Exercise directions ::
Output the data word for word, dropping every image.

Given data ::

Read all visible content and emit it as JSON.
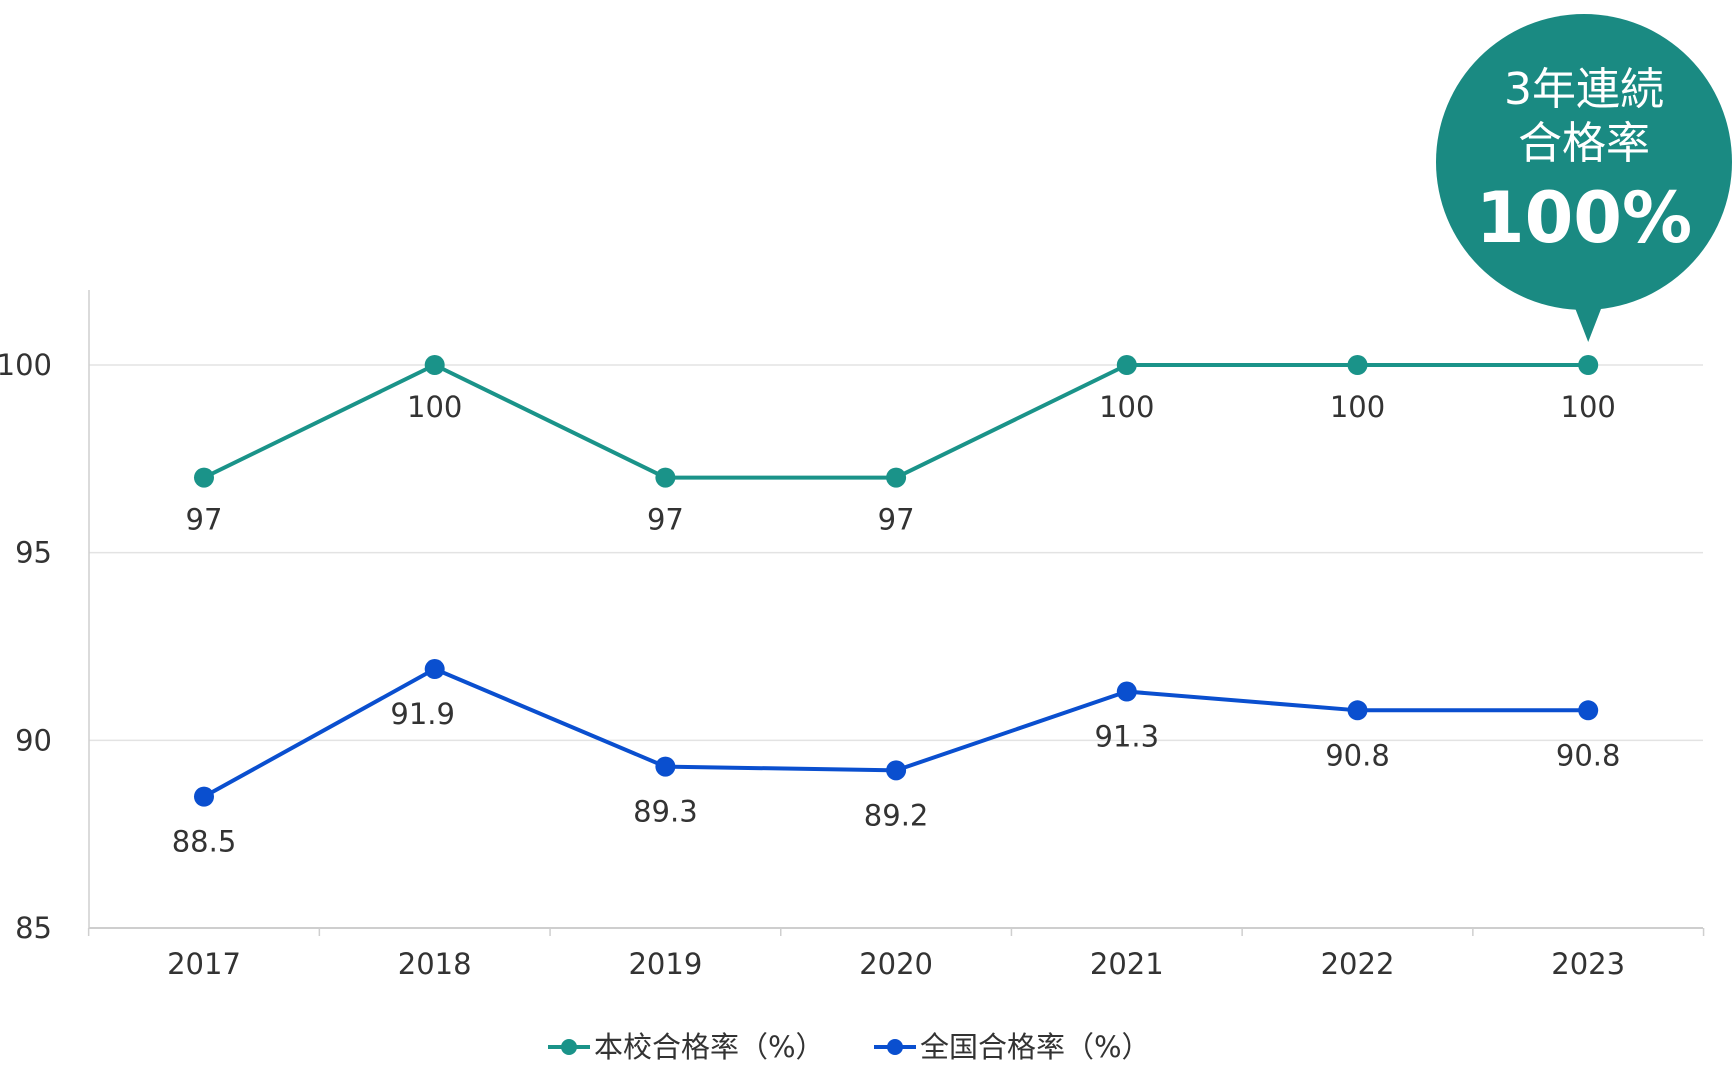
{
  "chart_data": {
    "type": "line",
    "title": "",
    "xlabel": "",
    "ylabel": "",
    "categories": [
      "2017",
      "2018",
      "2019",
      "2020",
      "2021",
      "2022",
      "2023"
    ],
    "y_ticks": [
      "100",
      "95",
      "90",
      "85"
    ],
    "y_tick_values": [
      100,
      95,
      90,
      85
    ],
    "ylim": [
      85,
      102
    ],
    "grid": true,
    "legend_position": "bottom",
    "series": [
      {
        "name": "本校合格率（%）",
        "color": "#1a9389",
        "values": [
          97,
          100,
          97,
          97,
          100,
          100,
          100
        ],
        "labels": [
          "97",
          "100",
          "97",
          "97",
          "100",
          "100",
          "100"
        ]
      },
      {
        "name": "全国合格率（%）",
        "color": "#0a4fcf",
        "values": [
          88.5,
          91.9,
          89.3,
          89.2,
          91.3,
          90.8,
          90.8
        ],
        "labels": [
          "88.5",
          "91.9",
          "89.3",
          "89.2",
          "91.3",
          "90.8",
          "90.8"
        ]
      }
    ],
    "annotation": {
      "lines": [
        "3年連続",
        "合格率"
      ],
      "value": "100%",
      "target_category": "2023",
      "color": "#1a8a82"
    }
  }
}
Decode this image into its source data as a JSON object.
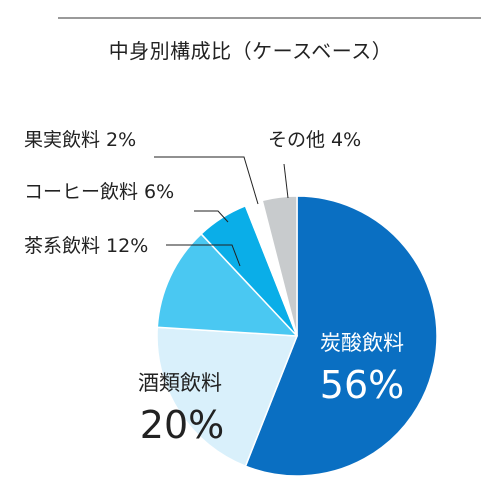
{
  "chart_data": {
    "type": "pie",
    "title": "中身別構成比（ケースベース）",
    "unit": "%",
    "slices": [
      {
        "label": "炭酸飲料",
        "value": 56,
        "color": "#0a6fc2"
      },
      {
        "label": "酒類飲料",
        "value": 20,
        "color": "#d9f0fb"
      },
      {
        "label": "茶系飲料",
        "value": 12,
        "color": "#4ac8f2"
      },
      {
        "label": "コーヒー飲料",
        "value": 6,
        "color": "#0aaee8"
      },
      {
        "label": "果実飲料",
        "value": 2,
        "color": "#ffffff"
      },
      {
        "label": "その他",
        "value": 4,
        "color": "#c8cbcd"
      }
    ],
    "start": "12 o'clock, clockwise",
    "legend": "none (labels inside and outside slices)"
  }
}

Task response ::
Read all visible content and emit it as JSON.
{
  "chart_data": {
    "type": "line",
    "title": "",
    "xlabel": "",
    "ylabel": "",
    "categories": [
      "2017",
      "2018",
      "2019",
      "2020",
      "2021",
      "2022",
      "2023"
    ],
    "y_ticks": [
      "100",
      "95",
      "90",
      "85"
    ],
    "y_tick_values": [
      100,
      95,
      90,
      85
    ],
    "ylim": [
      85,
      102
    ],
    "grid": true,
    "legend_position": "bottom",
    "series": [
      {
        "name": "本校合格率（%）",
        "color": "#1a9389",
        "values": [
          97,
          100,
          97,
          97,
          100,
          100,
          100
        ],
        "labels": [
          "97",
          "100",
          "97",
          "97",
          "100",
          "100",
          "100"
        ]
      },
      {
        "name": "全国合格率（%）",
        "color": "#0a4fcf",
        "values": [
          88.5,
          91.9,
          89.3,
          89.2,
          91.3,
          90.8,
          90.8
        ],
        "labels": [
          "88.5",
          "91.9",
          "89.3",
          "89.2",
          "91.3",
          "90.8",
          "90.8"
        ]
      }
    ],
    "annotation": {
      "lines": [
        "3年連続",
        "合格率"
      ],
      "value": "100%",
      "target_category": "2023",
      "color": "#1a8a82"
    }
  }
}
Decode this image into its source data as a JSON object.
{
  "chart_data": {
    "type": "pie",
    "title": "中身別構成比（ケースベース）",
    "unit": "%",
    "slices": [
      {
        "label": "炭酸飲料",
        "value": 56,
        "color": "#0a6fc2"
      },
      {
        "label": "酒類飲料",
        "value": 20,
        "color": "#d9f0fb"
      },
      {
        "label": "茶系飲料",
        "value": 12,
        "color": "#4ac8f2"
      },
      {
        "label": "コーヒー飲料",
        "value": 6,
        "color": "#0aaee8"
      },
      {
        "label": "果実飲料",
        "value": 2,
        "color": "#ffffff"
      },
      {
        "label": "その他",
        "value": 4,
        "color": "#c8cbcd"
      }
    ],
    "start": "12 o'clock, clockwise",
    "legend": "none (labels inside and outside slices)"
  }
}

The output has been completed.